▶ [Work instructions]
Search the data for the word "cerin" and copy every line where it occurs.

___

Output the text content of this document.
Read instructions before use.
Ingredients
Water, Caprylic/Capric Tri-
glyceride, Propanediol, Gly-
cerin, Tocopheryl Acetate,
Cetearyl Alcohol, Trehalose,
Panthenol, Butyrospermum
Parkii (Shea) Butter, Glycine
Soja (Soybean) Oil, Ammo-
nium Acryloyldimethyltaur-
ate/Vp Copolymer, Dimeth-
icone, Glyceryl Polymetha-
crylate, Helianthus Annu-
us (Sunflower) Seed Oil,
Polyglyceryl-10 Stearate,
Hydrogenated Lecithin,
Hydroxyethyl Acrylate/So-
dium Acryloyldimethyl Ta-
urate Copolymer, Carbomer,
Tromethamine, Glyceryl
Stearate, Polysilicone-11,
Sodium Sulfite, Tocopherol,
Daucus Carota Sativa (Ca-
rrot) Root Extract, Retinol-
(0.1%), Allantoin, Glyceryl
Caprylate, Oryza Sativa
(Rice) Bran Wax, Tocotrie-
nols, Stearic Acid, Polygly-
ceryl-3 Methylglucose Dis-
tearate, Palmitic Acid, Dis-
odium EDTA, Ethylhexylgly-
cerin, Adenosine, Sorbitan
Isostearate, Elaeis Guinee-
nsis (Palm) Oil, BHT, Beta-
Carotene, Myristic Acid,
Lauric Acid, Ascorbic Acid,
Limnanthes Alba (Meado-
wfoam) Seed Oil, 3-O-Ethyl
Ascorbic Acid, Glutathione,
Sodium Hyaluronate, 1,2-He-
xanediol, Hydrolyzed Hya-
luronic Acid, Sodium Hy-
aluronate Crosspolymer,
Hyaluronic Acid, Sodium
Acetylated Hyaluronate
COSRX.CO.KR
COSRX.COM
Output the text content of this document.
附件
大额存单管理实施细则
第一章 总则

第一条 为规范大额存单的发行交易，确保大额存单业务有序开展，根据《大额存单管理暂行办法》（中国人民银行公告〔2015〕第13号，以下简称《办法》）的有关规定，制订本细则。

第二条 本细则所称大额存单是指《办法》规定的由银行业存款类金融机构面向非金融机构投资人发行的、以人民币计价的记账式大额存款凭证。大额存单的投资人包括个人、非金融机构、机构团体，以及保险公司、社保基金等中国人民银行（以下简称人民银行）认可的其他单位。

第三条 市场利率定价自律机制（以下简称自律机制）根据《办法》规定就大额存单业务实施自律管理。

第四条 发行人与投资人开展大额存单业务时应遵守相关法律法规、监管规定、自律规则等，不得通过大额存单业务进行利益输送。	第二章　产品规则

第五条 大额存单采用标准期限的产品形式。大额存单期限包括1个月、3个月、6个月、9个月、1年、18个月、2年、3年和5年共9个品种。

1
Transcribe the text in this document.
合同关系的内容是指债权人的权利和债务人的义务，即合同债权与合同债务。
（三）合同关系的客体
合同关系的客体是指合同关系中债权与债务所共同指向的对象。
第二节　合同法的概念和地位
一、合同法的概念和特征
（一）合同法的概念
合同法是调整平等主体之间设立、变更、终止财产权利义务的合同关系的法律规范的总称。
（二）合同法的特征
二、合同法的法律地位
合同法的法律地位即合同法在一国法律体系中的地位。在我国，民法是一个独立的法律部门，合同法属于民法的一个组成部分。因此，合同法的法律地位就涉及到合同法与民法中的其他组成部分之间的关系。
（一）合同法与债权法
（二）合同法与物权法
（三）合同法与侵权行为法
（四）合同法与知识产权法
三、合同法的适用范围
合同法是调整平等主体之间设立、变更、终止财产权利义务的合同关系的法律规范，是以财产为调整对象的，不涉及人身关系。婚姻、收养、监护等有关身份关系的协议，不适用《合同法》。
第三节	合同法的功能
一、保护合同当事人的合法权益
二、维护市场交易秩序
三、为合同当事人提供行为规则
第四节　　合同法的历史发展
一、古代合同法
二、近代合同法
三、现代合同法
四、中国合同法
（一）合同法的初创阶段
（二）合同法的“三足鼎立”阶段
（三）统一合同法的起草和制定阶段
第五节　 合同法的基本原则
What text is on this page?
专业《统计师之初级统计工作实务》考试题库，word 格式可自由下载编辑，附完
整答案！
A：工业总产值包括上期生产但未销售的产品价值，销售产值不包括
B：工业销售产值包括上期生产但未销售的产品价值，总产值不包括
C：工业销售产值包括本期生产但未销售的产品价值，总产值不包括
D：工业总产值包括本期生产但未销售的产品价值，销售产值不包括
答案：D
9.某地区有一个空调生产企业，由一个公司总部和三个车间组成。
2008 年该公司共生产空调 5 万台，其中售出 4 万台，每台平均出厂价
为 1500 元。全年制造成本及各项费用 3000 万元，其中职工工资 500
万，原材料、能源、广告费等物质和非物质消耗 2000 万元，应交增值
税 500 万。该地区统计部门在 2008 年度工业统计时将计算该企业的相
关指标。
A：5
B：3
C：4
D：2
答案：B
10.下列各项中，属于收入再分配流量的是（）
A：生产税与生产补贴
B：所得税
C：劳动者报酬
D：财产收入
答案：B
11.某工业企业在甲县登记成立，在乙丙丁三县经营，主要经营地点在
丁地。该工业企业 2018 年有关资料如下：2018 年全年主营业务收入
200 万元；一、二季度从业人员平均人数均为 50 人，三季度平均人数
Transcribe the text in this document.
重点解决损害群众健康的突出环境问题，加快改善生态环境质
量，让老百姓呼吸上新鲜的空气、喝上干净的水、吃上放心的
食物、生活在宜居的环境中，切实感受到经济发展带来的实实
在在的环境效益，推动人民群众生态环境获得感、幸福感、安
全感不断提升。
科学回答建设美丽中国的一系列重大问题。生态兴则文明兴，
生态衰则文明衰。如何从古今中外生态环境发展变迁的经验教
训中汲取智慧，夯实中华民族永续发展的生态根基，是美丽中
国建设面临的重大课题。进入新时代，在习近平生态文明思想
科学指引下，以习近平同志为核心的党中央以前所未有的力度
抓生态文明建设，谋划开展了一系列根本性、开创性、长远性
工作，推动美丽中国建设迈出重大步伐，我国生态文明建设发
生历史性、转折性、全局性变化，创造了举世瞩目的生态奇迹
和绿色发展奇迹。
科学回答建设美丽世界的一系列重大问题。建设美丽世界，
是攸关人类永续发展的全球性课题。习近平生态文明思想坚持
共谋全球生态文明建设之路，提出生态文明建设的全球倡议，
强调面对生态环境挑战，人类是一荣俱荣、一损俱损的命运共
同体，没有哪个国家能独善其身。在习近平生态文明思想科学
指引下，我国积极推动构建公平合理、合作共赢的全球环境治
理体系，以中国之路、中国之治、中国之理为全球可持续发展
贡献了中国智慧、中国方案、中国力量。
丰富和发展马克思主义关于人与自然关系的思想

___

▶ [Full output]
cerin, Tocopheryl Acetate,
cerin, Adenosine, Sorbitan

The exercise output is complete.